**MATERIALS PROVIDED**
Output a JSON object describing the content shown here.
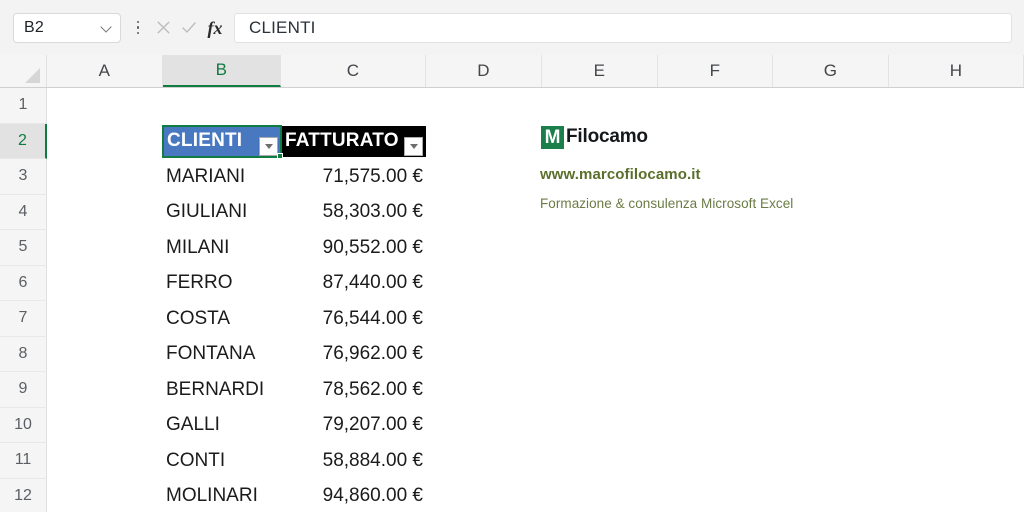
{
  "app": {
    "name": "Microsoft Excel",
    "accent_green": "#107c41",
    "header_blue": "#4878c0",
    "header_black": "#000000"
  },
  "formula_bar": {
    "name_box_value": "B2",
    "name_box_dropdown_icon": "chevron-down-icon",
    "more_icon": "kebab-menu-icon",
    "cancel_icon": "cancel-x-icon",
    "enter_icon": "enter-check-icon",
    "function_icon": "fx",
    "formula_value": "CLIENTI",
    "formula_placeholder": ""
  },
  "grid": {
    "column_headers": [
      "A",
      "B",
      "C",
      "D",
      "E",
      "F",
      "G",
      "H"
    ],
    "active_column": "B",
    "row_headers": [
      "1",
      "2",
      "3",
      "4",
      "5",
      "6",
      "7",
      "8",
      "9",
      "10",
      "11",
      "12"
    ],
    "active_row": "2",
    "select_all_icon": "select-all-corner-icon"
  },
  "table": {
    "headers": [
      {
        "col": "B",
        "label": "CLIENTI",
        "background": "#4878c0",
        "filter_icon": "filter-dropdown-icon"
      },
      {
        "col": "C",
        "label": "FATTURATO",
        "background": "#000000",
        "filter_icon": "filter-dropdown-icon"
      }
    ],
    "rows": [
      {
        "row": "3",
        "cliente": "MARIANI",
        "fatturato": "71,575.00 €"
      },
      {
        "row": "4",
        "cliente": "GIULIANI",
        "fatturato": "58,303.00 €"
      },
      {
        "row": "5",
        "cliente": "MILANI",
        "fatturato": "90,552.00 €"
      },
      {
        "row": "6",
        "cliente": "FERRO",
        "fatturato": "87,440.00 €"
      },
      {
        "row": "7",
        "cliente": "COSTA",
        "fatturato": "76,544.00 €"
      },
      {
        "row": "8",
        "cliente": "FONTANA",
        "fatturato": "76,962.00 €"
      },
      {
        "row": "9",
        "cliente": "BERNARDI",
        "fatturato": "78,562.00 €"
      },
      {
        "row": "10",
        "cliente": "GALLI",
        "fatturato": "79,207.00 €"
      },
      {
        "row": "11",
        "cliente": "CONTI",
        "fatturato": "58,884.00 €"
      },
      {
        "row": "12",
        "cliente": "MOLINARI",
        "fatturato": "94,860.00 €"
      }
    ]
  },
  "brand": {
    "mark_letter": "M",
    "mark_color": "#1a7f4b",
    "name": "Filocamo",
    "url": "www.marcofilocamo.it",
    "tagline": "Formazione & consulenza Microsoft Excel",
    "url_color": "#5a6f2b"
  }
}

**EXERCISE REQUIREMENTS**
Reproduce the full listing above verbatim, with no pictures included.

**EXPECTED ANSWER**
Output a JSON object describing the content shown here.
{
  "app": {
    "name": "Microsoft Excel",
    "accent_green": "#107c41",
    "header_blue": "#4878c0",
    "header_black": "#000000"
  },
  "formula_bar": {
    "name_box_value": "B2",
    "name_box_dropdown_icon": "chevron-down-icon",
    "more_icon": "kebab-menu-icon",
    "cancel_icon": "cancel-x-icon",
    "enter_icon": "enter-check-icon",
    "function_icon": "fx",
    "formula_value": "CLIENTI",
    "formula_placeholder": ""
  },
  "grid": {
    "column_headers": [
      "A",
      "B",
      "C",
      "D",
      "E",
      "F",
      "G",
      "H"
    ],
    "active_column": "B",
    "row_headers": [
      "1",
      "2",
      "3",
      "4",
      "5",
      "6",
      "7",
      "8",
      "9",
      "10",
      "11",
      "12"
    ],
    "active_row": "2",
    "select_all_icon": "select-all-corner-icon"
  },
  "table": {
    "headers": [
      {
        "col": "B",
        "label": "CLIENTI",
        "background": "#4878c0",
        "filter_icon": "filter-dropdown-icon"
      },
      {
        "col": "C",
        "label": "FATTURATO",
        "background": "#000000",
        "filter_icon": "filter-dropdown-icon"
      }
    ],
    "rows": [
      {
        "row": "3",
        "cliente": "MARIANI",
        "fatturato": "71,575.00 €"
      },
      {
        "row": "4",
        "cliente": "GIULIANI",
        "fatturato": "58,303.00 €"
      },
      {
        "row": "5",
        "cliente": "MILANI",
        "fatturato": "90,552.00 €"
      },
      {
        "row": "6",
        "cliente": "FERRO",
        "fatturato": "87,440.00 €"
      },
      {
        "row": "7",
        "cliente": "COSTA",
        "fatturato": "76,544.00 €"
      },
      {
        "row": "8",
        "cliente": "FONTANA",
        "fatturato": "76,962.00 €"
      },
      {
        "row": "9",
        "cliente": "BERNARDI",
        "fatturato": "78,562.00 €"
      },
      {
        "row": "10",
        "cliente": "GALLI",
        "fatturato": "79,207.00 €"
      },
      {
        "row": "11",
        "cliente": "CONTI",
        "fatturato": "58,884.00 €"
      },
      {
        "row": "12",
        "cliente": "MOLINARI",
        "fatturato": "94,860.00 €"
      }
    ]
  },
  "brand": {
    "mark_letter": "M",
    "mark_color": "#1a7f4b",
    "name": "Filocamo",
    "url": "www.marcofilocamo.it",
    "tagline": "Formazione & consulenza Microsoft Excel",
    "url_color": "#5a6f2b"
  }
}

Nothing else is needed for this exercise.